▶ Aufgabenbeschreibung:
Gib jede Zeile aller folgenden Datensätze als Markdown-Tabelle mit den Spalten „Nummer“ und „Zeile“ aus. Leere Zeilen und Bilder übernimmst du dabei nicht.

▶ Quelldatensätze:
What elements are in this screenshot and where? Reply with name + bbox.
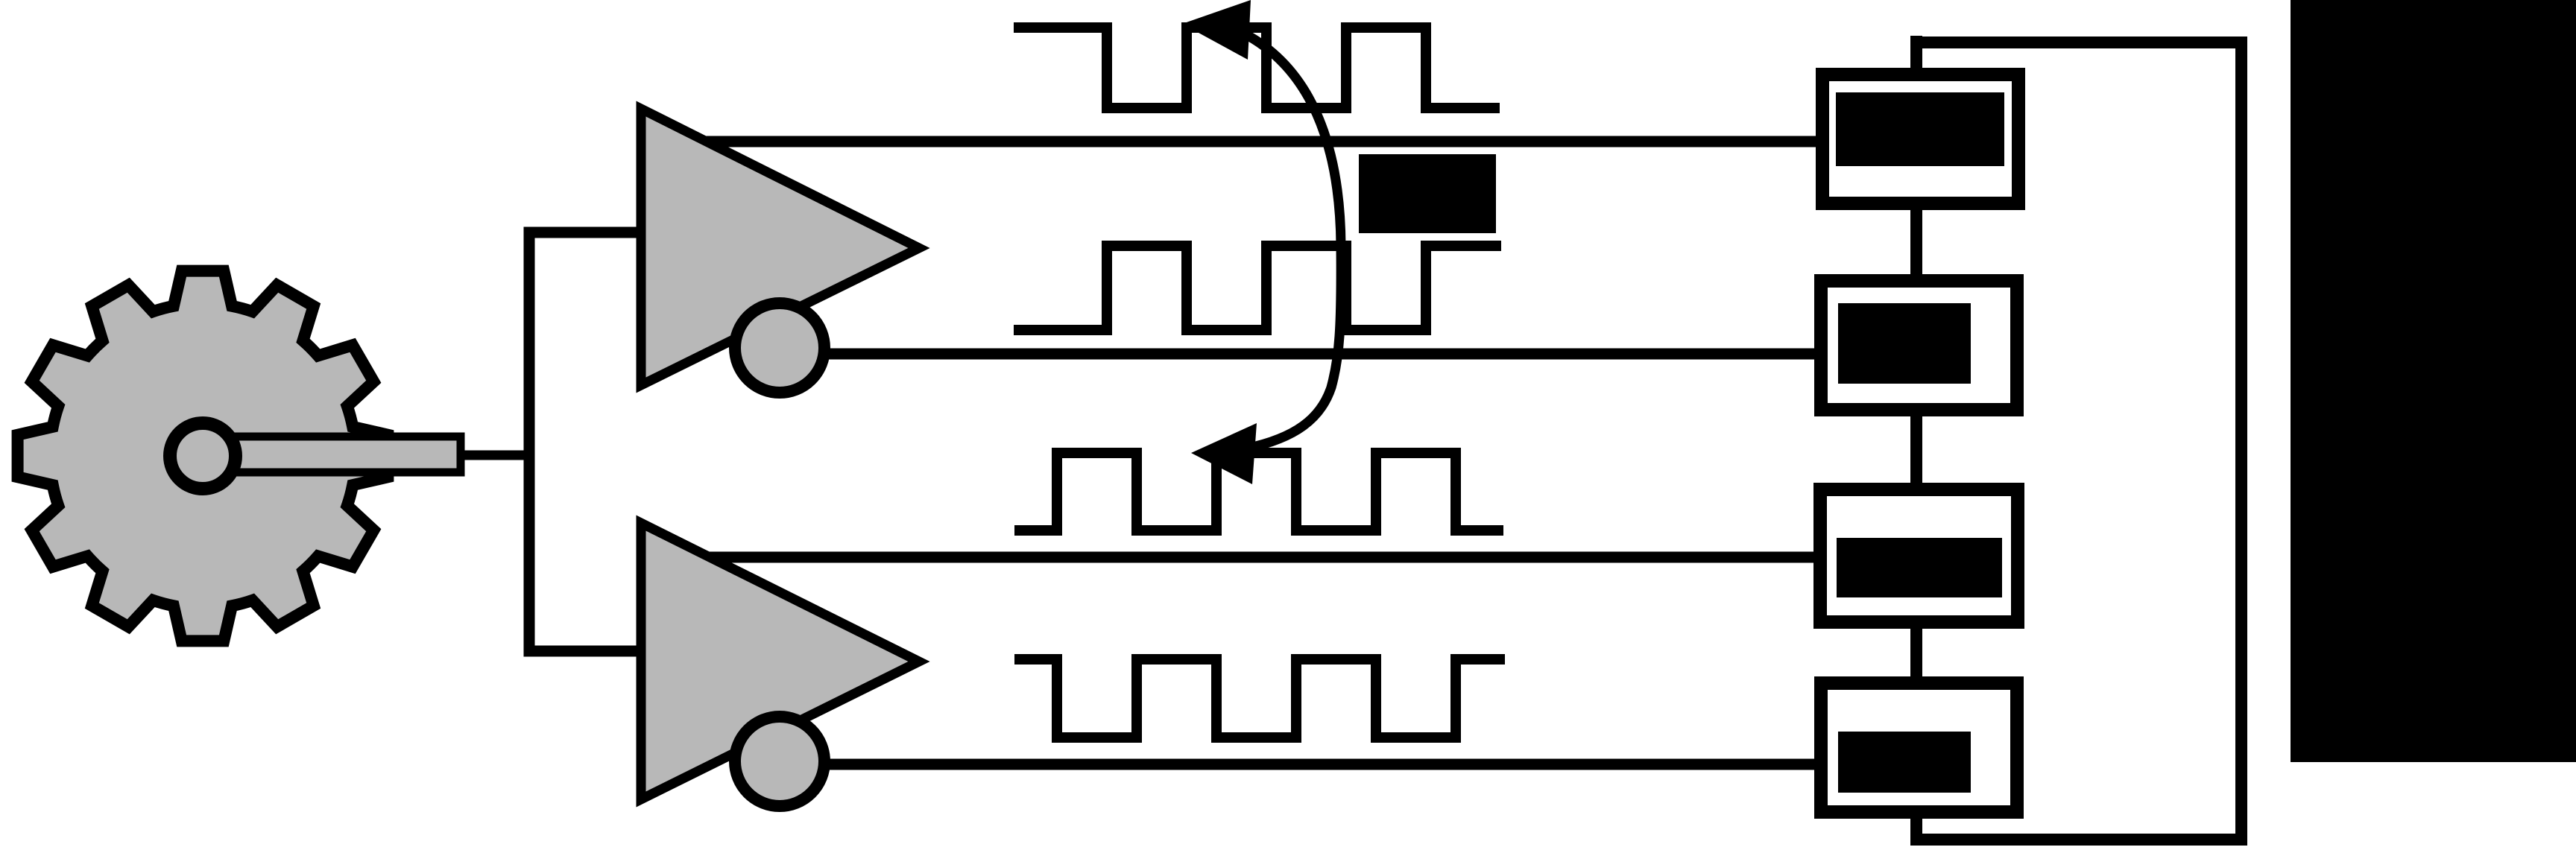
gear-hub xyxy=(170,423,236,489)
detector-box-4-redacted-label xyxy=(1838,732,1971,793)
gear-shaft xyxy=(224,437,461,472)
redacted-label xyxy=(1359,154,1496,233)
phase-arrow-head-bottom xyxy=(1191,423,1257,484)
waveform-channel-a-inverted xyxy=(1019,246,1496,330)
diagram-svg xyxy=(0,0,2576,850)
waveform-channel-b-inverted xyxy=(1020,659,1500,738)
detector-box-1-redacted-label xyxy=(1836,92,2004,166)
input-bracket xyxy=(529,232,640,651)
diagram-page xyxy=(0,0,2576,850)
detector-box-2-redacted-label xyxy=(1838,303,1971,384)
waveform-channel-b xyxy=(1020,453,1498,530)
detector-box-3-redacted-label xyxy=(1837,538,2002,597)
comparator-a-inversion-bubble xyxy=(735,303,824,393)
comparator-b-inversion-bubble xyxy=(735,717,824,806)
side-panel-block xyxy=(2291,0,2576,762)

▶ Lösung:
| Nummer | Zeile |
|---|---|
| 1 | What elements are in this screenshot and where? Reply with name + bbox. |
| 2 | gear-hub xyxy=(170,423,236,489) |
| 3 | detector-box-4-redacted-label xyxy=(1838,732,1971,793) |
| 4 | gear-shaft xyxy=(224,437,461,472) |
| 5 | redacted-label xyxy=(1359,154,1496,233) |
| 6 | phase-arrow-head-bottom xyxy=(1191,423,1257,484) |
| 7 | waveform-channel-a-inverted xyxy=(1019,246,1496,330) |
| 8 | diagram-svg xyxy=(0,0,2576,850) |
| 9 | waveform-channel-b-inverted xyxy=(1020,659,1500,738) |
| 10 | detector-box-1-redacted-label xyxy=(1836,92,2004,166) |
| 11 | input-bracket xyxy=(529,232,640,651) |
| 12 | diagram-page xyxy=(0,0,2576,850) |
| 13 | detector-box-2-redacted-label xyxy=(1838,303,1971,384) |
| 14 | waveform-channel-b xyxy=(1020,453,1498,530) |
| 15 | detector-box-3-redacted-label xyxy=(1837,538,2002,597) |
| 16 | comparator-a-inversion-bubble xyxy=(735,303,824,393) |
| 17 | comparator-b-inversion-bubble xyxy=(735,717,824,806) |
| 18 | side-panel-block xyxy=(2291,0,2576,762) |